Goal ▸ Restate the whole of the material. Keep every word, and drop the pictures.

Records contained in a dataset:
--- Begin ---
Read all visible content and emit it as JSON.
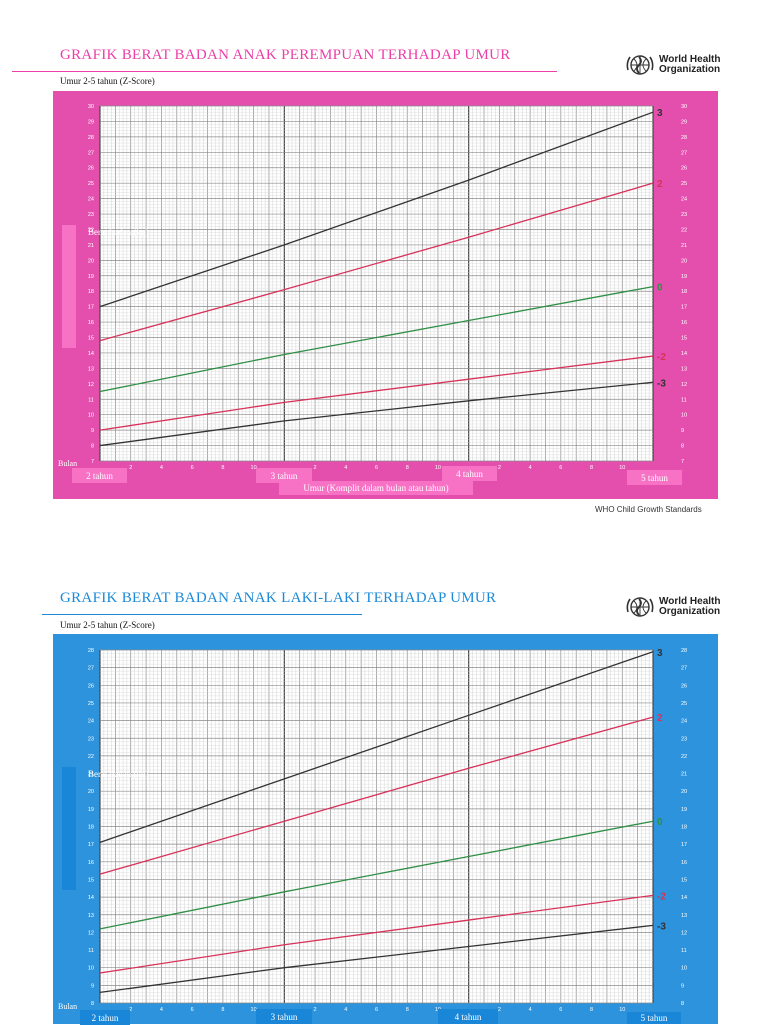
{
  "colors": {
    "girl_accent": "#ec3fa8",
    "girl_frame": "#e44fae",
    "girl_box": "#f772c5",
    "boy_accent": "#1c8ad8",
    "boy_frame": "#2c93dc",
    "boy_box": "#1a86d8",
    "line_black": "#333333",
    "line_red": "#d8325a",
    "line_green": "#2f8f46"
  },
  "icons": {
    "who_logo": "who-emblem-icon"
  },
  "girls": {
    "title": "GRAFIK BERAT BADAN ANAK PEREMPUAN TERHADAP UMUR",
    "subtitle": "Umur 2-5 tahun (Z-Score)",
    "org": [
      "World Health",
      "Organization"
    ],
    "y_label": "Berat badan (kg)",
    "bulan": "Bulan",
    "years": [
      "2  tahun",
      "3  tahun",
      "4  tahun",
      "5  tahun"
    ],
    "x_title": "Umur (Komplit dalam bulan atau tahun)",
    "credit": "WHO Child Growth Standards"
  },
  "boys": {
    "title": "GRAFIK BERAT BADAN ANAK LAKI-LAKI TERHADAP UMUR",
    "subtitle": "Umur 2-5 tahun (Z-Score)",
    "org": [
      "World Health",
      "Organization"
    ],
    "y_label": "Berat badan (kg)",
    "bulan": "Bulan",
    "years": [
      "2  tahun",
      "3  tahun",
      "4  tahun",
      "5  tahun"
    ]
  },
  "chart_data": [
    {
      "type": "line",
      "title": "GRAFIK BERAT BADAN ANAK PEREMPUAN TERHADAP UMUR",
      "subtitle": "Umur 2-5 tahun (Z-Score)",
      "xlabel": "Umur (Komplit dalam bulan atau tahun)",
      "ylabel": "Berat badan (kg)",
      "xlim": [
        24,
        60
      ],
      "ylim": [
        7,
        30
      ],
      "x": [
        24,
        36,
        48,
        60
      ],
      "x_tick_labels": [
        "",
        "2",
        "4",
        "6",
        "8",
        "10",
        "",
        "2",
        "4",
        "6",
        "8",
        "10",
        "",
        "2",
        "4",
        "6",
        "8",
        "10",
        ""
      ],
      "grid": true,
      "series": [
        {
          "name": "3",
          "color": "#333333",
          "values": [
            17.0,
            21.0,
            25.2,
            29.6
          ]
        },
        {
          "name": "2",
          "color": "#d8325a",
          "values": [
            14.8,
            18.1,
            21.5,
            25.0
          ]
        },
        {
          "name": "0",
          "color": "#2f8f46",
          "values": [
            11.5,
            13.9,
            16.1,
            18.3
          ]
        },
        {
          "name": "-2",
          "color": "#d8325a",
          "values": [
            9.0,
            10.8,
            12.3,
            13.8
          ]
        },
        {
          "name": "-3",
          "color": "#333333",
          "values": [
            8.0,
            9.6,
            10.9,
            12.1
          ]
        }
      ]
    },
    {
      "type": "line",
      "title": "GRAFIK BERAT BADAN ANAK LAKI-LAKI TERHADAP UMUR",
      "subtitle": "Umur 2-5 tahun (Z-Score)",
      "ylabel": "Berat badan (kg)",
      "xlim": [
        24,
        60
      ],
      "ylim": [
        8,
        28
      ],
      "x": [
        24,
        36,
        48,
        60
      ],
      "x_tick_labels": [
        "",
        "2",
        "4",
        "6",
        "8",
        "10",
        "",
        "2",
        "4",
        "6",
        "8",
        "10",
        "",
        "2",
        "4",
        "6",
        "8",
        "10",
        ""
      ],
      "grid": true,
      "series": [
        {
          "name": "3",
          "color": "#333333",
          "values": [
            17.1,
            20.7,
            24.3,
            27.9
          ]
        },
        {
          "name": "2",
          "color": "#d8325a",
          "values": [
            15.3,
            18.3,
            21.3,
            24.2
          ]
        },
        {
          "name": "0",
          "color": "#2f8f46",
          "values": [
            12.2,
            14.3,
            16.3,
            18.3
          ]
        },
        {
          "name": "-2",
          "color": "#d8325a",
          "values": [
            9.7,
            11.3,
            12.7,
            14.1
          ]
        },
        {
          "name": "-3",
          "color": "#333333",
          "values": [
            8.6,
            10.0,
            11.2,
            12.4
          ]
        }
      ]
    }
  ]
}
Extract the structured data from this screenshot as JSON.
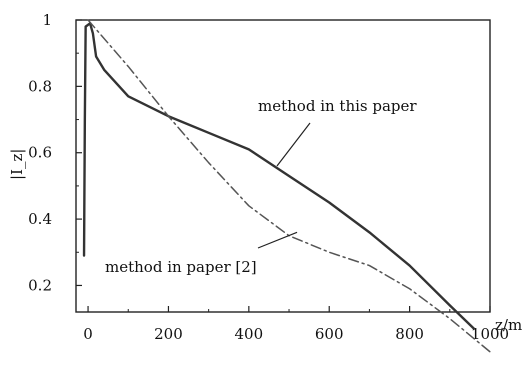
{
  "chart_data": {
    "type": "line",
    "xlabel": "z/m",
    "ylabel": "|I_z|",
    "xlim": [
      -30,
      1000
    ],
    "ylim": [
      0.12,
      1
    ],
    "x_ticks": [
      0,
      200,
      400,
      600,
      800,
      1000
    ],
    "y_ticks": [
      0.2,
      0.4,
      0.6,
      0.8,
      1
    ],
    "x_tick_labels": [
      "0",
      "200",
      "400",
      "600",
      "800",
      "1000"
    ],
    "y_tick_labels": [
      "0.2",
      "0.4",
      "0.6",
      "0.8",
      "1"
    ],
    "grid": false,
    "series": [
      {
        "name": "method in this paper",
        "line_style": "solid",
        "color": "#333333",
        "points": [
          {
            "x": -10,
            "y": 0.29
          },
          {
            "x": -8,
            "y": 0.7
          },
          {
            "x": -6,
            "y": 0.98
          },
          {
            "x": 5,
            "y": 0.99
          },
          {
            "x": 12,
            "y": 0.96
          },
          {
            "x": 20,
            "y": 0.89
          },
          {
            "x": 40,
            "y": 0.85
          },
          {
            "x": 100,
            "y": 0.77
          },
          {
            "x": 200,
            "y": 0.71
          },
          {
            "x": 300,
            "y": 0.66
          },
          {
            "x": 400,
            "y": 0.61
          },
          {
            "x": 500,
            "y": 0.53
          },
          {
            "x": 600,
            "y": 0.45
          },
          {
            "x": 700,
            "y": 0.36
          },
          {
            "x": 800,
            "y": 0.26
          },
          {
            "x": 900,
            "y": 0.14
          },
          {
            "x": 960,
            "y": 0.07
          }
        ]
      },
      {
        "name": "method in paper [2]",
        "line_style": "dash-dot",
        "color": "#555555",
        "points": [
          {
            "x": 0,
            "y": 1
          },
          {
            "x": 100,
            "y": 0.86
          },
          {
            "x": 200,
            "y": 0.71
          },
          {
            "x": 300,
            "y": 0.57
          },
          {
            "x": 400,
            "y": 0.44
          },
          {
            "x": 500,
            "y": 0.35
          },
          {
            "x": 600,
            "y": 0.3
          },
          {
            "x": 700,
            "y": 0.26
          },
          {
            "x": 800,
            "y": 0.19
          },
          {
            "x": 900,
            "y": 0.1
          },
          {
            "x": 1000,
            "y": 0.0
          }
        ]
      }
    ],
    "annotations": [
      {
        "text": "method in this paper",
        "pointer_x": 470,
        "pointer_y": 0.56
      },
      {
        "text": "method in paper [2]",
        "pointer_x": 520,
        "pointer_y": 0.36
      }
    ]
  }
}
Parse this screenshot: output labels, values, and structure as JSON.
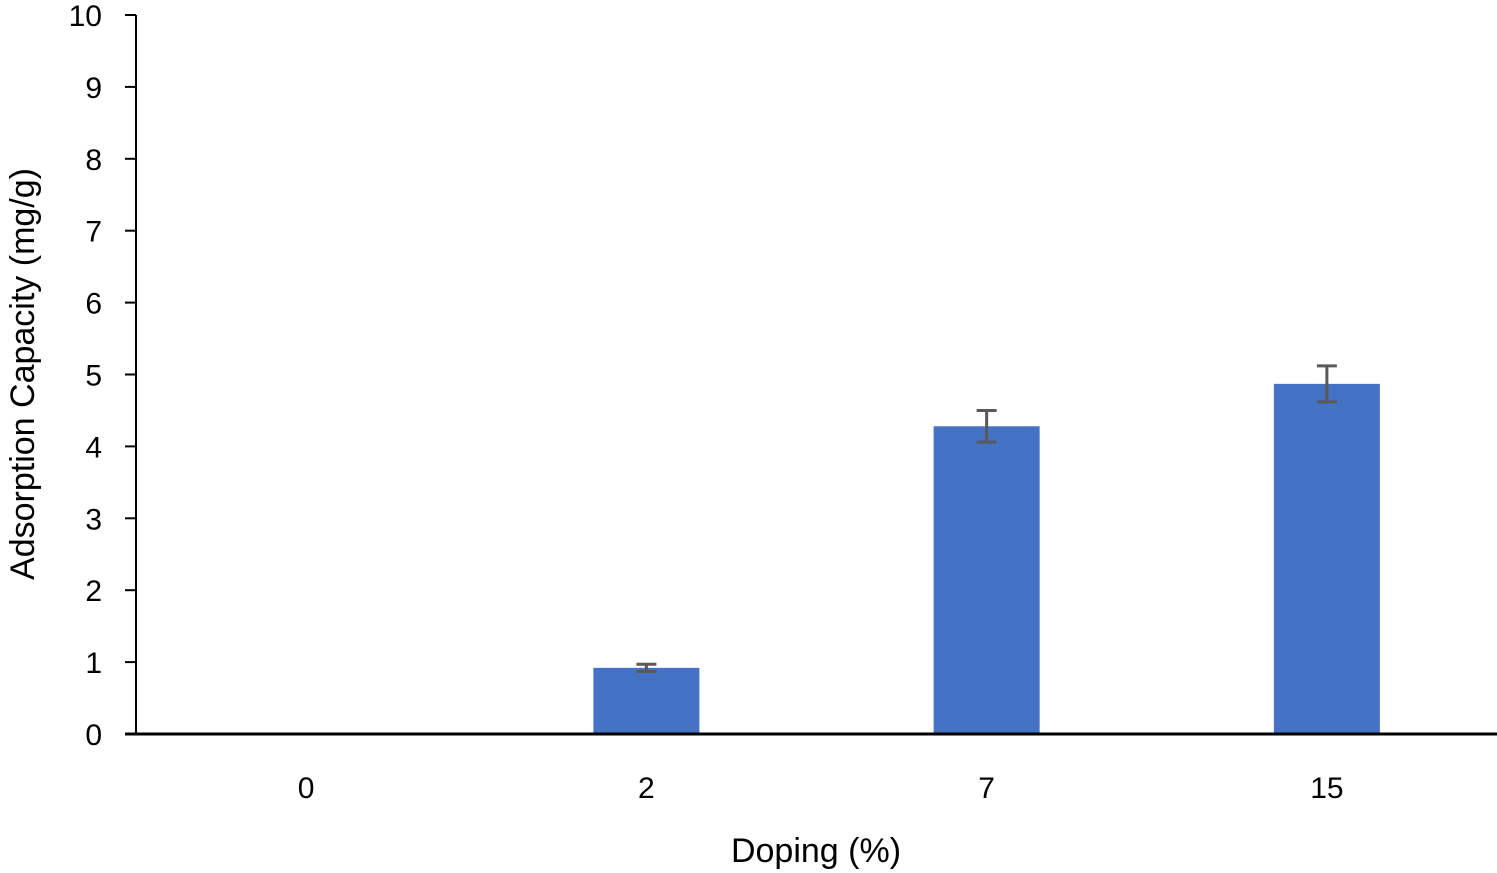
{
  "chart_data": {
    "type": "bar",
    "title": "",
    "xlabel": "Doping  (%)",
    "ylabel": "Adsorption Capacity (mg/g)",
    "categories": [
      "0",
      "2",
      "7",
      "15"
    ],
    "values": [
      0,
      0.92,
      4.28,
      4.87
    ],
    "error": [
      0,
      0.05,
      0.22,
      0.25
    ],
    "ylim": [
      0,
      10
    ],
    "yticks": [
      0,
      1,
      2,
      3,
      4,
      5,
      6,
      7,
      8,
      9,
      10
    ],
    "grid": false,
    "legend": null,
    "bar_color": "#4472C4",
    "error_color": "#595959"
  }
}
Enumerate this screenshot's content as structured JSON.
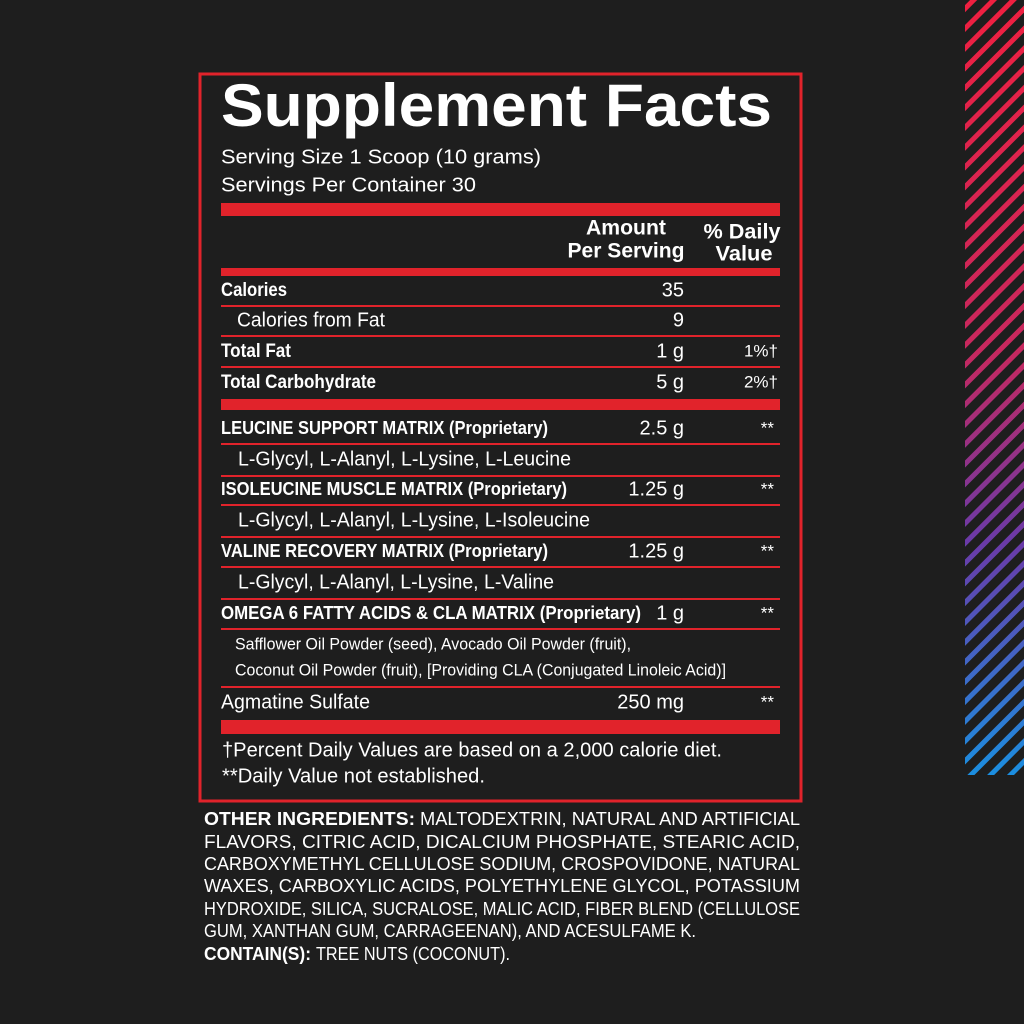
--- End ---
The solution ▸
Read all visible content and emit it as JSON.
{
  "colors": {
    "girl_accent": "#ec3fa8",
    "girl_frame": "#e44fae",
    "girl_box": "#f772c5",
    "boy_accent": "#1c8ad8",
    "boy_frame": "#2c93dc",
    "boy_box": "#1a86d8",
    "line_black": "#333333",
    "line_red": "#d8325a",
    "line_green": "#2f8f46"
  },
  "icons": {
    "who_logo": "who-emblem-icon"
  },
  "girls": {
    "title": "GRAFIK BERAT BADAN ANAK PEREMPUAN TERHADAP UMUR",
    "subtitle": "Umur 2-5 tahun (Z-Score)",
    "org": [
      "World Health",
      "Organization"
    ],
    "y_label": "Berat badan (kg)",
    "bulan": "Bulan",
    "years": [
      "2  tahun",
      "3  tahun",
      "4  tahun",
      "5  tahun"
    ],
    "x_title": "Umur (Komplit dalam bulan atau tahun)",
    "credit": "WHO Child Growth Standards"
  },
  "boys": {
    "title": "GRAFIK BERAT BADAN ANAK LAKI-LAKI TERHADAP UMUR",
    "subtitle": "Umur 2-5 tahun (Z-Score)",
    "org": [
      "World Health",
      "Organization"
    ],
    "y_label": "Berat badan (kg)",
    "bulan": "Bulan",
    "years": [
      "2  tahun",
      "3  tahun",
      "4  tahun",
      "5  tahun"
    ]
  },
  "chart_data": [
    {
      "type": "line",
      "title": "GRAFIK BERAT BADAN ANAK PEREMPUAN TERHADAP UMUR",
      "subtitle": "Umur 2-5 tahun (Z-Score)",
      "xlabel": "Umur (Komplit dalam bulan atau tahun)",
      "ylabel": "Berat badan (kg)",
      "xlim": [
        24,
        60
      ],
      "ylim": [
        7,
        30
      ],
      "x": [
        24,
        36,
        48,
        60
      ],
      "x_tick_labels": [
        "",
        "2",
        "4",
        "6",
        "8",
        "10",
        "",
        "2",
        "4",
        "6",
        "8",
        "10",
        "",
        "2",
        "4",
        "6",
        "8",
        "10",
        ""
      ],
      "grid": true,
      "series": [
        {
          "name": "3",
          "color": "#333333",
          "values": [
            17.0,
            21.0,
            25.2,
            29.6
          ]
        },
        {
          "name": "2",
          "color": "#d8325a",
          "values": [
            14.8,
            18.1,
            21.5,
            25.0
          ]
        },
        {
          "name": "0",
          "color": "#2f8f46",
          "values": [
            11.5,
            13.9,
            16.1,
            18.3
          ]
        },
        {
          "name": "-2",
          "color": "#d8325a",
          "values": [
            9.0,
            10.8,
            12.3,
            13.8
          ]
        },
        {
          "name": "-3",
          "color": "#333333",
          "values": [
            8.0,
            9.6,
            10.9,
            12.1
          ]
        }
      ]
    },
    {
      "type": "line",
      "title": "GRAFIK BERAT BADAN ANAK LAKI-LAKI TERHADAP UMUR",
      "subtitle": "Umur 2-5 tahun (Z-Score)",
      "ylabel": "Berat badan (kg)",
      "xlim": [
        24,
        60
      ],
      "ylim": [
        8,
        28
      ],
      "x": [
        24,
        36,
        48,
        60
      ],
      "x_tick_labels": [
        "",
        "2",
        "4",
        "6",
        "8",
        "10",
        "",
        "2",
        "4",
        "6",
        "8",
        "10",
        "",
        "2",
        "4",
        "6",
        "8",
        "10",
        ""
      ],
      "grid": true,
      "series": [
        {
          "name": "3",
          "color": "#333333",
          "values": [
            17.1,
            20.7,
            24.3,
            27.9
          ]
        },
        {
          "name": "2",
          "color": "#d8325a",
          "values": [
            15.3,
            18.3,
            21.3,
            24.2
          ]
        },
        {
          "name": "0",
          "color": "#2f8f46",
          "values": [
            12.2,
            14.3,
            16.3,
            18.3
          ]
        },
        {
          "name": "-2",
          "color": "#d8325a",
          "values": [
            9.7,
            11.3,
            12.7,
            14.1
          ]
        },
        {
          "name": "-3",
          "color": "#333333",
          "values": [
            8.6,
            10.0,
            11.2,
            12.4
          ]
        }
      ]
    }
  ]
}
Extract the structured data from this screenshot as JSON.
{
  "chart_data": {
    "type": "line",
    "xlabel": "z/m",
    "ylabel": "|I_z|",
    "xlim": [
      -30,
      1000
    ],
    "ylim": [
      0.12,
      1
    ],
    "x_ticks": [
      0,
      200,
      400,
      600,
      800,
      1000
    ],
    "y_ticks": [
      0.2,
      0.4,
      0.6,
      0.8,
      1
    ],
    "x_tick_labels": [
      "0",
      "200",
      "400",
      "600",
      "800",
      "1000"
    ],
    "y_tick_labels": [
      "0.2",
      "0.4",
      "0.6",
      "0.8",
      "1"
    ],
    "grid": false,
    "series": [
      {
        "name": "method in this paper",
        "line_style": "solid",
        "color": "#333333",
        "points": [
          {
            "x": -10,
            "y": 0.29
          },
          {
            "x": -8,
            "y": 0.7
          },
          {
            "x": -6,
            "y": 0.98
          },
          {
            "x": 5,
            "y": 0.99
          },
          {
            "x": 12,
            "y": 0.96
          },
          {
            "x": 20,
            "y": 0.89
          },
          {
            "x": 40,
            "y": 0.85
          },
          {
            "x": 100,
            "y": 0.77
          },
          {
            "x": 200,
            "y": 0.71
          },
          {
            "x": 300,
            "y": 0.66
          },
          {
            "x": 400,
            "y": 0.61
          },
          {
            "x": 500,
            "y": 0.53
          },
          {
            "x": 600,
            "y": 0.45
          },
          {
            "x": 700,
            "y": 0.36
          },
          {
            "x": 800,
            "y": 0.26
          },
          {
            "x": 900,
            "y": 0.14
          },
          {
            "x": 960,
            "y": 0.07
          }
        ]
      },
      {
        "name": "method in paper [2]",
        "line_style": "dash-dot",
        "color": "#555555",
        "points": [
          {
            "x": 0,
            "y": 1
          },
          {
            "x": 100,
            "y": 0.86
          },
          {
            "x": 200,
            "y": 0.71
          },
          {
            "x": 300,
            "y": 0.57
          },
          {
            "x": 400,
            "y": 0.44
          },
          {
            "x": 500,
            "y": 0.35
          },
          {
            "x": 600,
            "y": 0.3
          },
          {
            "x": 700,
            "y": 0.26
          },
          {
            "x": 800,
            "y": 0.19
          },
          {
            "x": 900,
            "y": 0.1
          },
          {
            "x": 1000,
            "y": 0.0
          }
        ]
      }
    ],
    "annotations": [
      {
        "text": "method in this paper",
        "pointer_x": 470,
        "pointer_y": 0.56
      },
      {
        "text": "method in paper [2]",
        "pointer_x": 520,
        "pointer_y": 0.36
      }
    ]
  }
}
Parse this screenshot: output labels, values, and structure as JSON.
{
  "chart_data": {
    "type": "bar",
    "title": "",
    "xlabel": "Doping  (%)",
    "ylabel": "Adsorption Capacity (mg/g)",
    "categories": [
      "0",
      "2",
      "7",
      "15"
    ],
    "values": [
      0,
      0.92,
      4.28,
      4.87
    ],
    "error": [
      0,
      0.05,
      0.22,
      0.25
    ],
    "ylim": [
      0,
      10
    ],
    "yticks": [
      0,
      1,
      2,
      3,
      4,
      5,
      6,
      7,
      8,
      9,
      10
    ],
    "grid": false,
    "legend": null,
    "bar_color": "#4472C4",
    "error_color": "#595959"
  }
}
Enumerate this screenshot's content as structured JSON.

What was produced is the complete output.